■ Exercise aim:
Answer with a single number: the count of lines that hold "quote".
╭──
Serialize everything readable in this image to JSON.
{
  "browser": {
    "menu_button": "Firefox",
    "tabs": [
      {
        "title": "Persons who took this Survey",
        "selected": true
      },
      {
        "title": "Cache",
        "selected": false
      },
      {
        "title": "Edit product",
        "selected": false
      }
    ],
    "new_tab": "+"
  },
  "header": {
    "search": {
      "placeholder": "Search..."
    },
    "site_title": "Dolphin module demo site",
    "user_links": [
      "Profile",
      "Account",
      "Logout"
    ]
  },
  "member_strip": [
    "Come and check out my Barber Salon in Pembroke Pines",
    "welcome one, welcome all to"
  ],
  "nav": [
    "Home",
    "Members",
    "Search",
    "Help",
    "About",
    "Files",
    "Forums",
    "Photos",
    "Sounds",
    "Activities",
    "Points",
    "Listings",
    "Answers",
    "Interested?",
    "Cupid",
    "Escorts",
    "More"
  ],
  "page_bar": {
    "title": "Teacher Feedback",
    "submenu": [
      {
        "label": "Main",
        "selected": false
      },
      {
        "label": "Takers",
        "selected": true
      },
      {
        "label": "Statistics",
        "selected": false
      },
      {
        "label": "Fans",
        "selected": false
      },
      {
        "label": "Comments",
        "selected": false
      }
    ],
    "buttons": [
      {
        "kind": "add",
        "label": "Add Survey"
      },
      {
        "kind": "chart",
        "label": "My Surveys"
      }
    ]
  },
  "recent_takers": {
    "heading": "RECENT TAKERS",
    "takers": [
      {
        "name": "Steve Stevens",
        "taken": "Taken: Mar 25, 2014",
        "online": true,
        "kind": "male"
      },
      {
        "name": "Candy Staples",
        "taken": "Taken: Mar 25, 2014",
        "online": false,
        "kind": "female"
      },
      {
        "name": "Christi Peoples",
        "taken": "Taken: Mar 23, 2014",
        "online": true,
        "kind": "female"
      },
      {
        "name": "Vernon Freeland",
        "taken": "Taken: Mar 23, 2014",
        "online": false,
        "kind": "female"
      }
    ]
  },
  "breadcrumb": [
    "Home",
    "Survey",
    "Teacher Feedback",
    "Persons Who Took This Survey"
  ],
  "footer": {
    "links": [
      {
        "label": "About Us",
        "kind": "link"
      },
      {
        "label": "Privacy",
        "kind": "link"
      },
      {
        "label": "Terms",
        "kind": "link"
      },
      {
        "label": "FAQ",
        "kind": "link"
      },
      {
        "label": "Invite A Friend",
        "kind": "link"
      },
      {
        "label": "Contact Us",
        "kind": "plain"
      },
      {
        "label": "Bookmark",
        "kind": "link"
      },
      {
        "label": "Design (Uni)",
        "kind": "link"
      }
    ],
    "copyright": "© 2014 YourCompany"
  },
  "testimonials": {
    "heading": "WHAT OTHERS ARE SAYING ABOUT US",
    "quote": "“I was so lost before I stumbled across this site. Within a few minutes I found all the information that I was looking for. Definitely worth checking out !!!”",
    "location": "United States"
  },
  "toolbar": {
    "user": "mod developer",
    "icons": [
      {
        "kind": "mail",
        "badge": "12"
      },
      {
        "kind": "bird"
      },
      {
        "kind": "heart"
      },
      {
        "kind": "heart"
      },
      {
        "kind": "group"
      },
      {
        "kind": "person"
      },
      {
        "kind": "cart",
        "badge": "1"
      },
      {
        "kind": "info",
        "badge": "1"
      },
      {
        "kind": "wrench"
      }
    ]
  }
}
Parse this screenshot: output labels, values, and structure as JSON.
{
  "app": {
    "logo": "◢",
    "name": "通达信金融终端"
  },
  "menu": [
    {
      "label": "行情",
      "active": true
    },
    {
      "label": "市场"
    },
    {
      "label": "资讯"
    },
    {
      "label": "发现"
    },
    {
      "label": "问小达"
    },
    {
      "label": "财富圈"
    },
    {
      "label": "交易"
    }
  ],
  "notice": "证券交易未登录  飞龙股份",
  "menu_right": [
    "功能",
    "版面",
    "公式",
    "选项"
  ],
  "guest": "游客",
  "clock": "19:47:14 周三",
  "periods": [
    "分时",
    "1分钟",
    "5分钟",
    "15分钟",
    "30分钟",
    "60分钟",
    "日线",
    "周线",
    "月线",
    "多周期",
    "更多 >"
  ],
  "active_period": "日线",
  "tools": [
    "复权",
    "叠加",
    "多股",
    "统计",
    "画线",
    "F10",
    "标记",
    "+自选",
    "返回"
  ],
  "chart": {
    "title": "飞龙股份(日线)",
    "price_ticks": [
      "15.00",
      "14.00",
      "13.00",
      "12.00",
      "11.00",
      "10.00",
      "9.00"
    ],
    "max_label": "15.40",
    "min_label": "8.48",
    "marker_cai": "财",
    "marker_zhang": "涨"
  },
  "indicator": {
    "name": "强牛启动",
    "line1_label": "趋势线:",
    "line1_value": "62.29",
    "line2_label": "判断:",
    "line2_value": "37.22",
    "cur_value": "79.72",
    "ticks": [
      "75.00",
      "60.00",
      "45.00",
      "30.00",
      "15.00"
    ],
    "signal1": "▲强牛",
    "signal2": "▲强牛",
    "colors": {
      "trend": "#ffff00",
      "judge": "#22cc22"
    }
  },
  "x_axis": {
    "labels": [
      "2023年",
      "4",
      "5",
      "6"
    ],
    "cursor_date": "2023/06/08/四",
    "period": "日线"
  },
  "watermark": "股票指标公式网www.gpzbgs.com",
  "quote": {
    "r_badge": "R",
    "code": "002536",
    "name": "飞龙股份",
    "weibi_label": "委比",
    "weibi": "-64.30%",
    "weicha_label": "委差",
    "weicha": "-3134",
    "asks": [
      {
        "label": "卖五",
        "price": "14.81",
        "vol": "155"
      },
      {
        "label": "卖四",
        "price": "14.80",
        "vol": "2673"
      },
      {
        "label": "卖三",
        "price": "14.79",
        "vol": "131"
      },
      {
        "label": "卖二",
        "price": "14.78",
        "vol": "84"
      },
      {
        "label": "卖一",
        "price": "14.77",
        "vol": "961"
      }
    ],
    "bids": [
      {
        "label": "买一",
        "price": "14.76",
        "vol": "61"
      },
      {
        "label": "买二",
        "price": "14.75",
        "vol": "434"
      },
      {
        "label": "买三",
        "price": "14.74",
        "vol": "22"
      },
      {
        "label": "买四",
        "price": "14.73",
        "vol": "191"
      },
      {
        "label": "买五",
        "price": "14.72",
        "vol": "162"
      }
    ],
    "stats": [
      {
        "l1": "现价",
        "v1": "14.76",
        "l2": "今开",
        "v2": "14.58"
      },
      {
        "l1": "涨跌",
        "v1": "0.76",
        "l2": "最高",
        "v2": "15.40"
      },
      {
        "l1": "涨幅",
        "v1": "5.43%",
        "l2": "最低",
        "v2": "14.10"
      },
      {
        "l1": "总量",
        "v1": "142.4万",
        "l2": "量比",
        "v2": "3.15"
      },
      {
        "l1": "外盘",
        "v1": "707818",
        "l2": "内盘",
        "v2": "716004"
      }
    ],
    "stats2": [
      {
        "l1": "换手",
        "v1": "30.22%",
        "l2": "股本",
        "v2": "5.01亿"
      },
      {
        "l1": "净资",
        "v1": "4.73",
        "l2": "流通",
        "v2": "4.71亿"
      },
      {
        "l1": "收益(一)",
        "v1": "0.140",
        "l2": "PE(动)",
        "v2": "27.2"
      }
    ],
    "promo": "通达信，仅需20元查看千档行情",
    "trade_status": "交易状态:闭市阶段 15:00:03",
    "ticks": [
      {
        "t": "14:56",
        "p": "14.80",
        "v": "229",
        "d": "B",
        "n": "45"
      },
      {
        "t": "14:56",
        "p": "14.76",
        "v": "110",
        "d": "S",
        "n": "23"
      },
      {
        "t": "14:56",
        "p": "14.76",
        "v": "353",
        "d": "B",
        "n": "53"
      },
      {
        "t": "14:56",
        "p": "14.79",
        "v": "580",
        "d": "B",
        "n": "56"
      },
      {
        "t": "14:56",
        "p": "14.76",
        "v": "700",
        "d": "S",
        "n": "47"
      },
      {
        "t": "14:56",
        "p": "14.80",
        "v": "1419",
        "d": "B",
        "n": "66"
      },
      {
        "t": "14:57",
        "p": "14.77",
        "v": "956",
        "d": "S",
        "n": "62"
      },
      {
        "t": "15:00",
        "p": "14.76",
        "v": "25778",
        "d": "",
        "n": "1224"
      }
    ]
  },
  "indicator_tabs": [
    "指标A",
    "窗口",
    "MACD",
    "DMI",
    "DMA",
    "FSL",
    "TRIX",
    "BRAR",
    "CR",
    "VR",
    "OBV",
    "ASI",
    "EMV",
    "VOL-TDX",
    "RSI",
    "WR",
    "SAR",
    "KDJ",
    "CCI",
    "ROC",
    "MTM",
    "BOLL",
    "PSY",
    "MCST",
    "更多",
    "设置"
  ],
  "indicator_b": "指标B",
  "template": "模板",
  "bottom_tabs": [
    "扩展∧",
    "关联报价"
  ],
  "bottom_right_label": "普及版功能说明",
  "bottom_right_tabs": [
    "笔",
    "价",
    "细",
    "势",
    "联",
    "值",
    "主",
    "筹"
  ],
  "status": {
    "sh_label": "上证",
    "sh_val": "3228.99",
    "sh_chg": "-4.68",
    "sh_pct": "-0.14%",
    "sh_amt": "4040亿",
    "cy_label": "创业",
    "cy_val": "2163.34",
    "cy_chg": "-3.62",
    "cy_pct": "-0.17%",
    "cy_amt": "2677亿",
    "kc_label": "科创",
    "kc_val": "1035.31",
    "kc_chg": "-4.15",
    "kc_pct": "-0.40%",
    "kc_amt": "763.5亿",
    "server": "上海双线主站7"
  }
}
╰──
■ Solution for this task:
2